# START OF Supplied entries
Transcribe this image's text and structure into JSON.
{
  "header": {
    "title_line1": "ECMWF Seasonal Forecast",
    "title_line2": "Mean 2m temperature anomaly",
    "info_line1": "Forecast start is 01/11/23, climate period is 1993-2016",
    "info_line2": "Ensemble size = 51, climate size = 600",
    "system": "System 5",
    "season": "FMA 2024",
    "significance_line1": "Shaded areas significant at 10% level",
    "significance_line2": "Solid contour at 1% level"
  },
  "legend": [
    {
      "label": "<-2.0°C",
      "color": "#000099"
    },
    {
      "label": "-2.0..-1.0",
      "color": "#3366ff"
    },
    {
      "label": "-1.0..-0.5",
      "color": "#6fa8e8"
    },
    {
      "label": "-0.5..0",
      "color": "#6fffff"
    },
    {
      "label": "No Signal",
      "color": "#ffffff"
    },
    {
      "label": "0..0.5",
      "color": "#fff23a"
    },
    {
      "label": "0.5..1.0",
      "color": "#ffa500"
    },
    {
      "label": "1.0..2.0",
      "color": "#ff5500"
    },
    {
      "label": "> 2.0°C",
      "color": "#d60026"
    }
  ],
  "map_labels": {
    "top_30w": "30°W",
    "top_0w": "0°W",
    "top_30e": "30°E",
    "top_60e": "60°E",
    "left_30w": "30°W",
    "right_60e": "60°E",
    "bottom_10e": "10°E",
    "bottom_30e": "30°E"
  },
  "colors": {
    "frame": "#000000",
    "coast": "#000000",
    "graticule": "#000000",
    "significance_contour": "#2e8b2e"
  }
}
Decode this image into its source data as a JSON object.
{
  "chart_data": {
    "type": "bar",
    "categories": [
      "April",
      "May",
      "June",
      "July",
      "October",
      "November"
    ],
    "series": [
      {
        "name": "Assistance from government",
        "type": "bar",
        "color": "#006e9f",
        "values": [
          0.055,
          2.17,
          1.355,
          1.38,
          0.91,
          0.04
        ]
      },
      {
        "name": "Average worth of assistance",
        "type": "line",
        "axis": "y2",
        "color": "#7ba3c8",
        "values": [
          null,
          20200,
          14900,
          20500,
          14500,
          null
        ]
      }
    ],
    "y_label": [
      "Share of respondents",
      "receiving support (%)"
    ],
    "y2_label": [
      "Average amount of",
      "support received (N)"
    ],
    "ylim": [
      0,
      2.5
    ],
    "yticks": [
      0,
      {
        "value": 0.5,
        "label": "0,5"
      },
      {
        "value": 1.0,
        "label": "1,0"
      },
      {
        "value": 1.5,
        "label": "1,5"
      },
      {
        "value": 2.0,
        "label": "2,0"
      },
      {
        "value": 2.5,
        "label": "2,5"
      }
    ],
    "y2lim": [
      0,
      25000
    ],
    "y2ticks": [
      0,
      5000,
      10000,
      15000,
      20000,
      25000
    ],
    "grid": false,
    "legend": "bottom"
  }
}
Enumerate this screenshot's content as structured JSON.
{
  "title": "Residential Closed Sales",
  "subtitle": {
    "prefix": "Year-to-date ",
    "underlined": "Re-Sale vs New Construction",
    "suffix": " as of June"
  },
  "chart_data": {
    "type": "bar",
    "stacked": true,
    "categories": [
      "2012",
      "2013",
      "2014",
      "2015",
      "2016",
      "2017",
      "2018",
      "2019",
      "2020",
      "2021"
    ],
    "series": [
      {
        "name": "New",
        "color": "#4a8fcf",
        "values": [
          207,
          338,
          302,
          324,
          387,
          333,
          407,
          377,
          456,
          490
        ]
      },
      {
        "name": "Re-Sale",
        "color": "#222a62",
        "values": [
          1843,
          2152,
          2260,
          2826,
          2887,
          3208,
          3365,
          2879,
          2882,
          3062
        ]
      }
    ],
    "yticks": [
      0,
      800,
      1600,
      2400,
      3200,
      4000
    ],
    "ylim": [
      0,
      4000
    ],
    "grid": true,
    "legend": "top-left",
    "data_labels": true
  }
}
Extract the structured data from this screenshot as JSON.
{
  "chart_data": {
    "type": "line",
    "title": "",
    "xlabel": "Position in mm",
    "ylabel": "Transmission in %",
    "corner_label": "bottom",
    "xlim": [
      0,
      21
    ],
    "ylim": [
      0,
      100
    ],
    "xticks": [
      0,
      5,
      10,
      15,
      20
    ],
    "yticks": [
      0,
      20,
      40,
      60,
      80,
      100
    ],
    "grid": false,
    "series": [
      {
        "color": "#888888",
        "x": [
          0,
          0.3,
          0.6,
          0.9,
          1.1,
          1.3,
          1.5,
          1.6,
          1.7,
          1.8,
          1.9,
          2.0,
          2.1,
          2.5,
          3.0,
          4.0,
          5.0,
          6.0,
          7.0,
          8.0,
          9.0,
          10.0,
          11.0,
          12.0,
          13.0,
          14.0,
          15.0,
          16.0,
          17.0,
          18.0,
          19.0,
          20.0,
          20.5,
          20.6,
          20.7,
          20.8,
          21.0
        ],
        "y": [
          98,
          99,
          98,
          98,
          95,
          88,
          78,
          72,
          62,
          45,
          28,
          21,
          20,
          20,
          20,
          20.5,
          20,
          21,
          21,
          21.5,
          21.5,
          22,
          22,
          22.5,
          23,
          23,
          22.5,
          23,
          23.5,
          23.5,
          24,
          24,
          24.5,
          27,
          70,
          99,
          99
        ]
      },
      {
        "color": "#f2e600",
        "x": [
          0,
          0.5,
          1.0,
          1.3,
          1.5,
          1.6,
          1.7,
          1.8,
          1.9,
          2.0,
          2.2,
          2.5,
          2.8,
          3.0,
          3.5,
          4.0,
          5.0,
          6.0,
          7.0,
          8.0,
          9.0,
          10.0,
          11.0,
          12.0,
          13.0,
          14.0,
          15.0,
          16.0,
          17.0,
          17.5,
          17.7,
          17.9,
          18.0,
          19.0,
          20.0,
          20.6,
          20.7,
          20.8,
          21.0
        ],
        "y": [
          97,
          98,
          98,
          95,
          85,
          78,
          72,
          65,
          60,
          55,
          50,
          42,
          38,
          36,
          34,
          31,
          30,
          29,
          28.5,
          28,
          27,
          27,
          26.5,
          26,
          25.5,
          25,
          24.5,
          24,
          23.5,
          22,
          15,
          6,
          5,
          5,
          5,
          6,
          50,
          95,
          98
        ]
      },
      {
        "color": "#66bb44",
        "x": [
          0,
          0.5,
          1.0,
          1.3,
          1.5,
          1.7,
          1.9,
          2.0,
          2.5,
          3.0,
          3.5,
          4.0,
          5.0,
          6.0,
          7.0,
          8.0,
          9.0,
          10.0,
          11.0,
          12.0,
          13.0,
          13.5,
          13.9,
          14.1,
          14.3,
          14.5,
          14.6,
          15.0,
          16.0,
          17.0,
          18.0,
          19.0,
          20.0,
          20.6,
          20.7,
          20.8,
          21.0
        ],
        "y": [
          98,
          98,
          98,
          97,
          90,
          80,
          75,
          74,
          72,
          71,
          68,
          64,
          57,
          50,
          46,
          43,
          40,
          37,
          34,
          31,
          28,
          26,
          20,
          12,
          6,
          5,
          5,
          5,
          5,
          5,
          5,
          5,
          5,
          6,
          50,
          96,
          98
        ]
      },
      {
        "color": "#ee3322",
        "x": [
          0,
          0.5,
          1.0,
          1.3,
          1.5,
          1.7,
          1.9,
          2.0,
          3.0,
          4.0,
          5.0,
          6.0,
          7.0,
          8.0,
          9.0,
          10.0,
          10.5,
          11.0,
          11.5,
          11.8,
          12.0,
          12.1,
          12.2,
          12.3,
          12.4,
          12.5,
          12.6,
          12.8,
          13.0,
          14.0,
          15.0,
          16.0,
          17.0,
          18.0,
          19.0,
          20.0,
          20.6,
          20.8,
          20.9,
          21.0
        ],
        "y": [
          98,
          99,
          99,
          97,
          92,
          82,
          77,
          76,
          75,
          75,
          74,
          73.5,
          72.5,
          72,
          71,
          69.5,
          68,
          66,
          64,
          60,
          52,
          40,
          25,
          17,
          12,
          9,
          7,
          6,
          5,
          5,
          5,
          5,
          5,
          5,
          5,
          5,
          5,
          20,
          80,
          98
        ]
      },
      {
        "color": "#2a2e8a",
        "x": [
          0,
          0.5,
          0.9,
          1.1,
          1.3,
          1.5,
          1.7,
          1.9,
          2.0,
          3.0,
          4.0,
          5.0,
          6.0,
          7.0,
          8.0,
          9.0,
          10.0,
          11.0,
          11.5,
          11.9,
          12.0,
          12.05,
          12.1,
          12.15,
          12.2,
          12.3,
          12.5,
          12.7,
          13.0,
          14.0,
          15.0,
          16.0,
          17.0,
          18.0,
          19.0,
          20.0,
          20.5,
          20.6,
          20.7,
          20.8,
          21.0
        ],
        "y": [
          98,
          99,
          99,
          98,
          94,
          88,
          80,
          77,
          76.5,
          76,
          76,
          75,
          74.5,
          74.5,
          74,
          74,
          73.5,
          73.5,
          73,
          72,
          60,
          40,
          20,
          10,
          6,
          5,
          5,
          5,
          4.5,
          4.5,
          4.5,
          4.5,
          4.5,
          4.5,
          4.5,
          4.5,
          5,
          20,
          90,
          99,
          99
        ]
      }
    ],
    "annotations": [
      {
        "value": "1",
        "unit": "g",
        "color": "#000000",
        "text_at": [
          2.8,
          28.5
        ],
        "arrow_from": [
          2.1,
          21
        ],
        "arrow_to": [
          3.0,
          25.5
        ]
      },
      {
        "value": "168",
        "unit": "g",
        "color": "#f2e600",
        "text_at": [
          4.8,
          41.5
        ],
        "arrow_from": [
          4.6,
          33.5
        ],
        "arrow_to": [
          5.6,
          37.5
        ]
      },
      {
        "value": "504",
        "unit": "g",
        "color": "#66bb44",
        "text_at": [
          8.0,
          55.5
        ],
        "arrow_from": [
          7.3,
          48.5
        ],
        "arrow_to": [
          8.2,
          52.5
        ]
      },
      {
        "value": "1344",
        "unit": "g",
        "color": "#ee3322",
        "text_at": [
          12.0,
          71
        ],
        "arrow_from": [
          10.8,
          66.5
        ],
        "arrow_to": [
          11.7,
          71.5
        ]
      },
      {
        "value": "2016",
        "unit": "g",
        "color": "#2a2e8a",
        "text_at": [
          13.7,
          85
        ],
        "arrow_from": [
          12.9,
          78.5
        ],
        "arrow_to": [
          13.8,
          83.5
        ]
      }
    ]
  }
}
# END OF Supplied entries
Gather all lines from the records above in which "climate" appears.

    "info_line1": "Forecast start is 01/11/23, climate period is 1993-2016",
    "info_line2": "Ensemble size = 51, climate size = 600",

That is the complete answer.